Extract every record, keeping each one exactly as it is.

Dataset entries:
>> start

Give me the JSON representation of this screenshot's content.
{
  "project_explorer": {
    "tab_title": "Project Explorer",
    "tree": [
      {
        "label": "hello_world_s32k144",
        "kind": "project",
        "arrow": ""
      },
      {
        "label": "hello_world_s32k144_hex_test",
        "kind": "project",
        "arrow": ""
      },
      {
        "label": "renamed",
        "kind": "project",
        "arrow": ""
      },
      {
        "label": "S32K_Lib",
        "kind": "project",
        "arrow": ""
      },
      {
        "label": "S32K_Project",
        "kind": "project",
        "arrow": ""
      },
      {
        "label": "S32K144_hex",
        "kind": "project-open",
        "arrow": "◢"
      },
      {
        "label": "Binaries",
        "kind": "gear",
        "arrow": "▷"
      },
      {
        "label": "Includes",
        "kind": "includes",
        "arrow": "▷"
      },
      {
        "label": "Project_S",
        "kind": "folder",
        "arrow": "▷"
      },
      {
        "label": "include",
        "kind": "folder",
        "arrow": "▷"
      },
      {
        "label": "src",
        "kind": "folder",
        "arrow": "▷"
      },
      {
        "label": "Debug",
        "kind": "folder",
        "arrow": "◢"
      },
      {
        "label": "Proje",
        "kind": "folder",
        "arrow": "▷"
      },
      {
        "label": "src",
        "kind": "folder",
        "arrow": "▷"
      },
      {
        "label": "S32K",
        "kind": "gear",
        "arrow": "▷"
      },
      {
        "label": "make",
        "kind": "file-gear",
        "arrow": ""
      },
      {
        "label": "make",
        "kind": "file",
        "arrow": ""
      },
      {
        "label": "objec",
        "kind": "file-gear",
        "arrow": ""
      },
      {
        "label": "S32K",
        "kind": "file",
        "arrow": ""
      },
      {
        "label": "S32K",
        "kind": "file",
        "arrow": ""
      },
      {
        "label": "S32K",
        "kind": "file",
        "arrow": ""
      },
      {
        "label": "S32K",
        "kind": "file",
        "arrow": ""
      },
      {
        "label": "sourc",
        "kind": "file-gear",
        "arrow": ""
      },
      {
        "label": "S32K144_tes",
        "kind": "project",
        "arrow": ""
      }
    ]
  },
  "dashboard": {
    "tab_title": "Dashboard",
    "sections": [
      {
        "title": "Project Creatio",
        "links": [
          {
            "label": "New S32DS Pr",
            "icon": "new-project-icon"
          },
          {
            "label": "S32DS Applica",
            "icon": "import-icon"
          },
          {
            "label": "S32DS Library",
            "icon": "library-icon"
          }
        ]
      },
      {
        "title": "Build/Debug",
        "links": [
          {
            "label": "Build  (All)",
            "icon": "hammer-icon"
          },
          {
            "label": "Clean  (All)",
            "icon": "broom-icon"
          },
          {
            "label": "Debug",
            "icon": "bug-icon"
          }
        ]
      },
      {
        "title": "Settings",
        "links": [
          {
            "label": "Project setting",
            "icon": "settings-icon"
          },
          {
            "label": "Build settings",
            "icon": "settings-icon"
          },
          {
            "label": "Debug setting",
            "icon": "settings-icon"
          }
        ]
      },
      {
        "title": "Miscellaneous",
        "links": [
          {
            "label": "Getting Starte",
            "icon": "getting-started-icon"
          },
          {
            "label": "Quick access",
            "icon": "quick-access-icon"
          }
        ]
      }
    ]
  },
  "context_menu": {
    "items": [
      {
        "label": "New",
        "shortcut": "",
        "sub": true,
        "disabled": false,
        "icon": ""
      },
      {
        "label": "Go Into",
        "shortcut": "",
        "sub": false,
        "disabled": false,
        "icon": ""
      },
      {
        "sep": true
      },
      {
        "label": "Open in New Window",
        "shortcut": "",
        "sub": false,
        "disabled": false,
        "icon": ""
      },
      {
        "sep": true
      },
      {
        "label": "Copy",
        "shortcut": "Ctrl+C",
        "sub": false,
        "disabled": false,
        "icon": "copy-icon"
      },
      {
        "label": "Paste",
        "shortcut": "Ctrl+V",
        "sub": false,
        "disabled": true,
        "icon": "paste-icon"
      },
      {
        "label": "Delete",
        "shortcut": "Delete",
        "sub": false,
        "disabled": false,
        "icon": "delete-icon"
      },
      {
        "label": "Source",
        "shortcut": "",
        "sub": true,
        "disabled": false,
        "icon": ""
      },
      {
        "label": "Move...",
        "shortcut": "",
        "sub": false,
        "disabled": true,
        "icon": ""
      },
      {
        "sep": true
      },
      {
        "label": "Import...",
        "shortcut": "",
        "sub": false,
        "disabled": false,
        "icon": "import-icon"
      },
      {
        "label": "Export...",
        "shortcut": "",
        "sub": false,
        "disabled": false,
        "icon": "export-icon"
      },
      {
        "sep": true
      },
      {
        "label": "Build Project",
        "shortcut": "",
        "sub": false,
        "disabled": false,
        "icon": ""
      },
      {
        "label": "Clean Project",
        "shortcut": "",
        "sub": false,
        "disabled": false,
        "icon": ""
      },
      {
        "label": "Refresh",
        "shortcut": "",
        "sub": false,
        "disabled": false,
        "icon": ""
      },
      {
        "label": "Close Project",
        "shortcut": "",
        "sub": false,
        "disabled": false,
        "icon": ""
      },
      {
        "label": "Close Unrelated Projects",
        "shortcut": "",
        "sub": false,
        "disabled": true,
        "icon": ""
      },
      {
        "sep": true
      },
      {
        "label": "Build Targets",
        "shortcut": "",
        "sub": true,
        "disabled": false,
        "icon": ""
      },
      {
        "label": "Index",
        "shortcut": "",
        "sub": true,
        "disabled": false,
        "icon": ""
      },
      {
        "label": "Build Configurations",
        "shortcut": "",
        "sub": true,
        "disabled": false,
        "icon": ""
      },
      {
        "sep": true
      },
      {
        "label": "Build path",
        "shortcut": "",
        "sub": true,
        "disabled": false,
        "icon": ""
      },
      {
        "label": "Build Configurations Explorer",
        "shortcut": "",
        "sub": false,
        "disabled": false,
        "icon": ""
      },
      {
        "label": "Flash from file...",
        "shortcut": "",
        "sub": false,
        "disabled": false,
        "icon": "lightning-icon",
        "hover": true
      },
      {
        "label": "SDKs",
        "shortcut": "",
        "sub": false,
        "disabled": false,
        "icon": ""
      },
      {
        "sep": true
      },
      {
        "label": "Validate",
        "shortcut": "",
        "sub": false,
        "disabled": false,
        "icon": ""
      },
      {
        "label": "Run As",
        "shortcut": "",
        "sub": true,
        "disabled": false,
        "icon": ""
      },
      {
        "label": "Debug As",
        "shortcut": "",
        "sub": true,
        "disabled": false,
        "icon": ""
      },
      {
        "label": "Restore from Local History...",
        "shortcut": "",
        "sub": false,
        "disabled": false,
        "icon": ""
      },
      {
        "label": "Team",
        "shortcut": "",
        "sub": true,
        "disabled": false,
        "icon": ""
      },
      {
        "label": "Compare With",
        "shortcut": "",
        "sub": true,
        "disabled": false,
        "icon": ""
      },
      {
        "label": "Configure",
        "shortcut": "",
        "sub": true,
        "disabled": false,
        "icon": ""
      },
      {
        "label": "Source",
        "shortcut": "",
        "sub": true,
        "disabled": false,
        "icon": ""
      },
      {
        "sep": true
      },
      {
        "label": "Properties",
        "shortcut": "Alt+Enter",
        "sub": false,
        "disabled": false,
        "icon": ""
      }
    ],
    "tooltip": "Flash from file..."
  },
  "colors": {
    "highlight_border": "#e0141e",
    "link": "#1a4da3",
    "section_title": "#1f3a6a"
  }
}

>> end

**RESULT OF THIS EXERCISE**
Give me the JSON representation of this screenshot's content.
{
  "project_explorer": {
    "tab_title": "Project Explorer",
    "tree": [
      {
        "label": "hello_world_s32k144",
        "kind": "project",
        "arrow": ""
      },
      {
        "label": "hello_world_s32k144_hex_test",
        "kind": "project",
        "arrow": ""
      },
      {
        "label": "renamed",
        "kind": "project",
        "arrow": ""
      },
      {
        "label": "S32K_Lib",
        "kind": "project",
        "arrow": ""
      },
      {
        "label": "S32K_Project",
        "kind": "project",
        "arrow": ""
      },
      {
        "label": "S32K144_hex",
        "kind": "project-open",
        "arrow": "◢"
      },
      {
        "label": "Binaries",
        "kind": "gear",
        "arrow": "▷"
      },
      {
        "label": "Includes",
        "kind": "includes",
        "arrow": "▷"
      },
      {
        "label": "Project_S",
        "kind": "folder",
        "arrow": "▷"
      },
      {
        "label": "include",
        "kind": "folder",
        "arrow": "▷"
      },
      {
        "label": "src",
        "kind": "folder",
        "arrow": "▷"
      },
      {
        "label": "Debug",
        "kind": "folder",
        "arrow": "◢"
      },
      {
        "label": "Proje",
        "kind": "folder",
        "arrow": "▷"
      },
      {
        "label": "src",
        "kind": "folder",
        "arrow": "▷"
      },
      {
        "label": "S32K",
        "kind": "gear",
        "arrow": "▷"
      },
      {
        "label": "make",
        "kind": "file-gear",
        "arrow": ""
      },
      {
        "label": "make",
        "kind": "file",
        "arrow": ""
      },
      {
        "label": "objec",
        "kind": "file-gear",
        "arrow": ""
      },
      {
        "label": "S32K",
        "kind": "file",
        "arrow": ""
      },
      {
        "label": "S32K",
        "kind": "file",
        "arrow": ""
      },
      {
        "label": "S32K",
        "kind": "file",
        "arrow": ""
      },
      {
        "label": "S32K",
        "kind": "file",
        "arrow": ""
      },
      {
        "label": "sourc",
        "kind": "file-gear",
        "arrow": ""
      },
      {
        "label": "S32K144_tes",
        "kind": "project",
        "arrow": ""
      }
    ]
  },
  "dashboard": {
    "tab_title": "Dashboard",
    "sections": [
      {
        "title": "Project Creatio",
        "links": [
          {
            "label": "New S32DS Pr",
            "icon": "new-project-icon"
          },
          {
            "label": "S32DS Applica",
            "icon": "import-icon"
          },
          {
            "label": "S32DS Library",
            "icon": "library-icon"
          }
        ]
      },
      {
        "title": "Build/Debug",
        "links": [
          {
            "label": "Build  (All)",
            "icon": "hammer-icon"
          },
          {
            "label": "Clean  (All)",
            "icon": "broom-icon"
          },
          {
            "label": "Debug",
            "icon": "bug-icon"
          }
        ]
      },
      {
        "title": "Settings",
        "links": [
          {
            "label": "Project setting",
            "icon": "settings-icon"
          },
          {
            "label": "Build settings",
            "icon": "settings-icon"
          },
          {
            "label": "Debug setting",
            "icon": "settings-icon"
          }
        ]
      },
      {
        "title": "Miscellaneous",
        "links": [
          {
            "label": "Getting Starte",
            "icon": "getting-started-icon"
          },
          {
            "label": "Quick access",
            "icon": "quick-access-icon"
          }
        ]
      }
    ]
  },
  "context_menu": {
    "items": [
      {
        "label": "New",
        "shortcut": "",
        "sub": true,
        "disabled": false,
        "icon": ""
      },
      {
        "label": "Go Into",
        "shortcut": "",
        "sub": false,
        "disabled": false,
        "icon": ""
      },
      {
        "sep": true
      },
      {
        "label": "Open in New Window",
        "shortcut": "",
        "sub": false,
        "disabled": false,
        "icon": ""
      },
      {
        "sep": true
      },
      {
        "label": "Copy",
        "shortcut": "Ctrl+C",
        "sub": false,
        "disabled": false,
        "icon": "copy-icon"
      },
      {
        "label": "Paste",
        "shortcut": "Ctrl+V",
        "sub": false,
        "disabled": true,
        "icon": "paste-icon"
      },
      {
        "label": "Delete",
        "shortcut": "Delete",
        "sub": false,
        "disabled": false,
        "icon": "delete-icon"
      },
      {
        "label": "Source",
        "shortcut": "",
        "sub": true,
        "disabled": false,
        "icon": ""
      },
      {
        "label": "Move...",
        "shortcut": "",
        "sub": false,
        "disabled": true,
        "icon": ""
      },
      {
        "sep": true
      },
      {
        "label": "Import...",
        "shortcut": "",
        "sub": false,
        "disabled": false,
        "icon": "import-icon"
      },
      {
        "label": "Export...",
        "shortcut": "",
        "sub": false,
        "disabled": false,
        "icon": "export-icon"
      },
      {
        "sep": true
      },
      {
        "label": "Build Project",
        "shortcut": "",
        "sub": false,
        "disabled": false,
        "icon": ""
      },
      {
        "label": "Clean Project",
        "shortcut": "",
        "sub": false,
        "disabled": false,
        "icon": ""
      },
      {
        "label": "Refresh",
        "shortcut": "",
        "sub": false,
        "disabled": false,
        "icon": ""
      },
      {
        "label": "Close Project",
        "shortcut": "",
        "sub": false,
        "disabled": false,
        "icon": ""
      },
      {
        "label": "Close Unrelated Projects",
        "shortcut": "",
        "sub": false,
        "disabled": true,
        "icon": ""
      },
      {
        "sep": true
      },
      {
        "label": "Build Targets",
        "shortcut": "",
        "sub": true,
        "disabled": false,
        "icon": ""
      },
      {
        "label": "Index",
        "shortcut": "",
        "sub": true,
        "disabled": false,
        "icon": ""
      },
      {
        "label": "Build Configurations",
        "shortcut": "",
        "sub": true,
        "disabled": false,
        "icon": ""
      },
      {
        "sep": true
      },
      {
        "label": "Build path",
        "shortcut": "",
        "sub": true,
        "disabled": false,
        "icon": ""
      },
      {
        "label": "Build Configurations Explorer",
        "shortcut": "",
        "sub": false,
        "disabled": false,
        "icon": ""
      },
      {
        "label": "Flash from file...",
        "shortcut": "",
        "sub": false,
        "disabled": false,
        "icon": "lightning-icon",
        "hover": true
      },
      {
        "label": "SDKs",
        "shortcut": "",
        "sub": false,
        "disabled": false,
        "icon": ""
      },
      {
        "sep": true
      },
      {
        "label": "Validate",
        "shortcut": "",
        "sub": false,
        "disabled": false,
        "icon": ""
      },
      {
        "label": "Run As",
        "shortcut": "",
        "sub": true,
        "disabled": false,
        "icon": ""
      },
      {
        "label": "Debug As",
        "shortcut": "",
        "sub": true,
        "disabled": false,
        "icon": ""
      },
      {
        "label": "Restore from Local History...",
        "shortcut": "",
        "sub": false,
        "disabled": false,
        "icon": ""
      },
      {
        "label": "Team",
        "shortcut": "",
        "sub": true,
        "disabled": false,
        "icon": ""
      },
      {
        "label": "Compare With",
        "shortcut": "",
        "sub": true,
        "disabled": false,
        "icon": ""
      },
      {
        "label": "Configure",
        "shortcut": "",
        "sub": true,
        "disabled": false,
        "icon": ""
      },
      {
        "label": "Source",
        "shortcut": "",
        "sub": true,
        "disabled": false,
        "icon": ""
      },
      {
        "sep": true
      },
      {
        "label": "Properties",
        "shortcut": "Alt+Enter",
        "sub": false,
        "disabled": false,
        "icon": ""
      }
    ],
    "tooltip": "Flash from file..."
  },
  "colors": {
    "highlight_border": "#e0141e",
    "link": "#1a4da3",
    "section_title": "#1f3a6a"
  }
}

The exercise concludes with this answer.